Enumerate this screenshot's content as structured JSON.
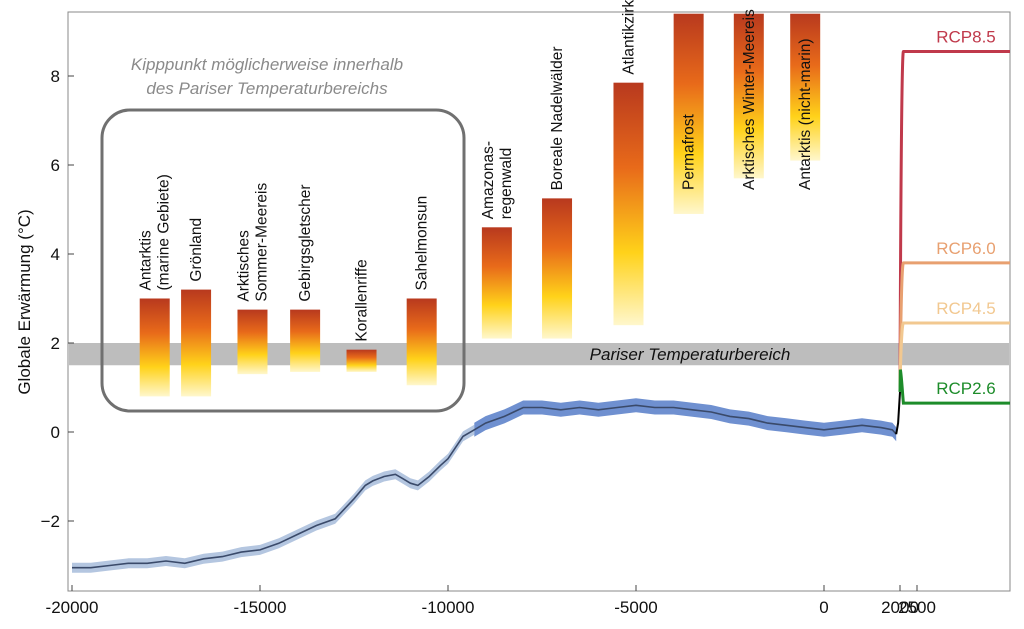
{
  "chart_data": {
    "type": "line",
    "title": "",
    "ylabel": "Globale Erwärmung (°C)",
    "xlabel": "",
    "ylim": [
      -3.6,
      9.5
    ],
    "x_ticks": [
      {
        "value": -20000,
        "label": "-20000"
      },
      {
        "value": -15000,
        "label": "-15000"
      },
      {
        "value": -10000,
        "label": "-10000"
      },
      {
        "value": -5000,
        "label": "-5000"
      },
      {
        "value": 0,
        "label": "0"
      },
      {
        "value": 2000,
        "label": "2000"
      },
      {
        "value": 2500,
        "label": "2500"
      }
    ],
    "y_ticks": [
      {
        "value": -2,
        "label": "−2"
      },
      {
        "value": 0,
        "label": "0"
      },
      {
        "value": 2,
        "label": "2"
      },
      {
        "value": 4,
        "label": "4"
      },
      {
        "value": 6,
        "label": "6"
      },
      {
        "value": 8,
        "label": "8"
      }
    ],
    "paris_band": {
      "label": "Pariser Temperaturbereich",
      "low": 1.5,
      "high": 2.0
    },
    "box_note": [
      "Kipppunkt möglicherweise innerhalb",
      "des Pariser Temperaturbereichs"
    ],
    "tipping_elements": [
      {
        "lines": [
          "Antarktis",
          "(marine Gebiete)"
        ],
        "low": 0.8,
        "high": 3.0,
        "x": -17800
      },
      {
        "lines": [
          "Grönland"
        ],
        "low": 0.8,
        "high": 3.2,
        "x": -16700
      },
      {
        "lines": [
          "Arktisches",
          "Sommer-Meereis"
        ],
        "low": 1.3,
        "high": 2.75,
        "x": -15200
      },
      {
        "lines": [
          "Gebirgsgletscher"
        ],
        "low": 1.35,
        "high": 2.75,
        "x": -13800
      },
      {
        "lines": [
          "Korallenriffe"
        ],
        "low": 1.35,
        "high": 1.85,
        "x": -12300
      },
      {
        "lines": [
          "Sahelmonsun"
        ],
        "low": 1.05,
        "high": 3.0,
        "x": -10700
      },
      {
        "lines": [
          "Amazonas-",
          "regenwald"
        ],
        "low": 2.1,
        "high": 4.6,
        "x": -8700
      },
      {
        "lines": [
          "Boreale Nadelwälder"
        ],
        "low": 2.1,
        "high": 5.25,
        "x": -7100
      },
      {
        "lines": [
          "Atlantikzirkulation"
        ],
        "low": 2.4,
        "high": 7.85,
        "x": -5200
      },
      {
        "lines": [
          "Permafrost"
        ],
        "low": 4.9,
        "high": 9.4,
        "x": -3600
      },
      {
        "lines": [
          "Arktisches Winter-Meereis"
        ],
        "low": 5.7,
        "high": 9.4,
        "x": -2000
      },
      {
        "lines": [
          "Antarktis (nicht-marin)"
        ],
        "low": 6.1,
        "high": 9.4,
        "x": -500
      }
    ],
    "series": [
      {
        "name": "",
        "x": [
          -20000,
          -19500,
          -19000,
          -18500,
          -18000,
          -17500,
          -17000,
          -16500,
          -16000,
          -15500,
          -15000,
          -14500,
          -14000,
          -13500,
          -13000,
          -12500,
          -12200,
          -12000,
          -11700,
          -11400,
          -11200,
          -11000,
          -10800,
          -10500,
          -10200,
          -10000,
          -9800,
          -9600,
          -9300,
          -9000,
          -8500,
          -8000,
          -7500,
          -7000,
          -6500,
          -6000,
          -5500,
          -5000,
          -4500,
          -4000,
          -3500,
          -3000,
          -2500,
          -2000,
          -1500,
          -1000,
          -500,
          0,
          500,
          1000,
          1500,
          1800,
          1850,
          1900
        ],
        "y": [
          -3.05,
          -3.05,
          -3.0,
          -2.95,
          -2.95,
          -2.9,
          -2.95,
          -2.85,
          -2.8,
          -2.7,
          -2.65,
          -2.5,
          -2.3,
          -2.1,
          -1.95,
          -1.5,
          -1.2,
          -1.1,
          -1.0,
          -0.95,
          -1.05,
          -1.15,
          -1.2,
          -1.0,
          -0.75,
          -0.6,
          -0.35,
          -0.1,
          0.05,
          0.2,
          0.35,
          0.55,
          0.55,
          0.5,
          0.55,
          0.5,
          0.55,
          0.6,
          0.55,
          0.55,
          0.5,
          0.45,
          0.35,
          0.3,
          0.2,
          0.15,
          0.1,
          0.05,
          0.1,
          0.15,
          0.1,
          0.05,
          0.0,
          -0.05
        ]
      }
    ],
    "rcp": [
      {
        "name": "RCP8.5",
        "color": "#c0394b",
        "level": 8.55
      },
      {
        "name": "RCP6.0",
        "color": "#e8a070",
        "level": 3.8
      },
      {
        "name": "RCP4.5",
        "color": "#f2c890",
        "level": 2.45
      },
      {
        "name": "RCP2.6",
        "color": "#1d8c2a",
        "level": 0.65
      }
    ],
    "colors": {
      "band": "#bdbdbd",
      "series_line": "#1f3f7a",
      "series_uncertainty": "#6f90d0",
      "early_uncertainty": "#b4c6e0",
      "bar_top": "#b03a20",
      "bar_mid": "#f5a020",
      "bar_bottom": "#ffffff",
      "box_stroke": "#707070"
    }
  }
}
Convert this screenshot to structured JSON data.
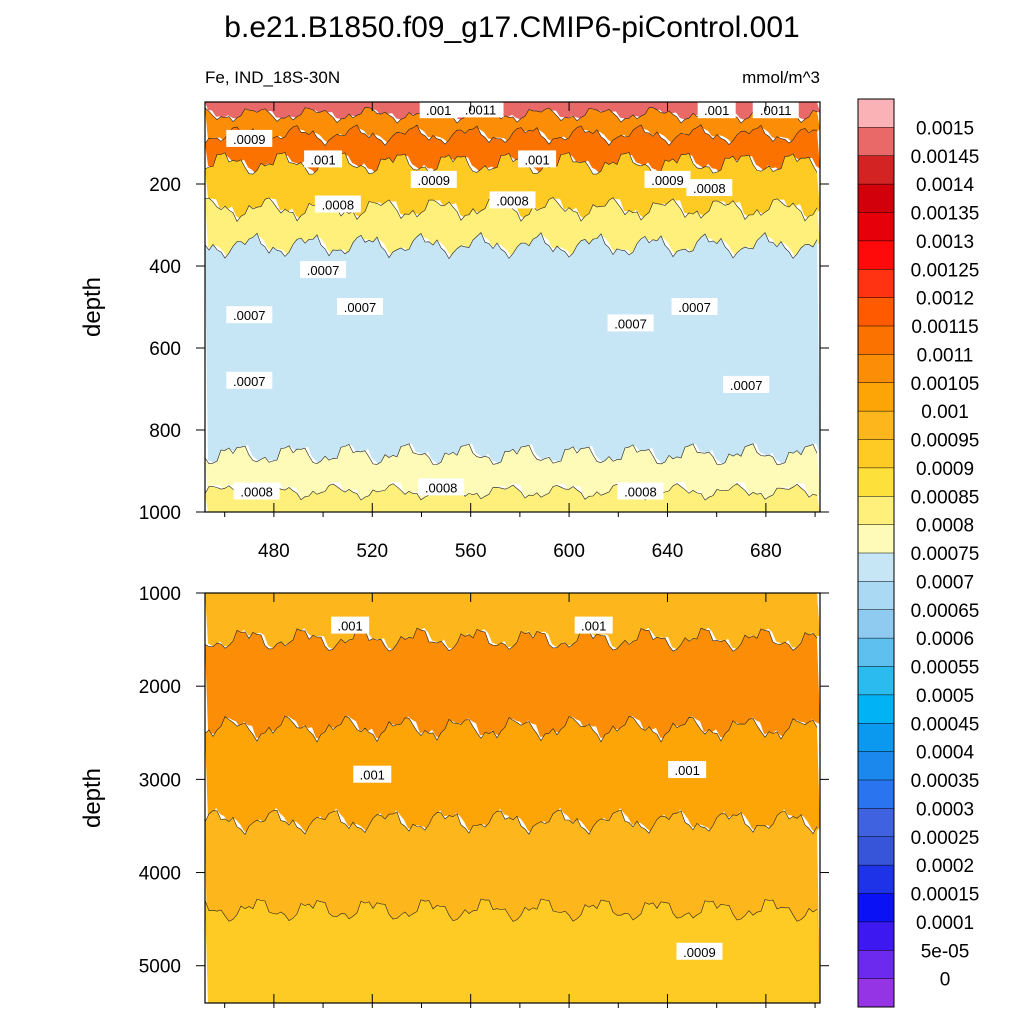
----
* [STATED TASK]:
Give the number of lines in the material above that have the word "level" in them, and nothing more.

* [CORRECT RESPONSE]:
4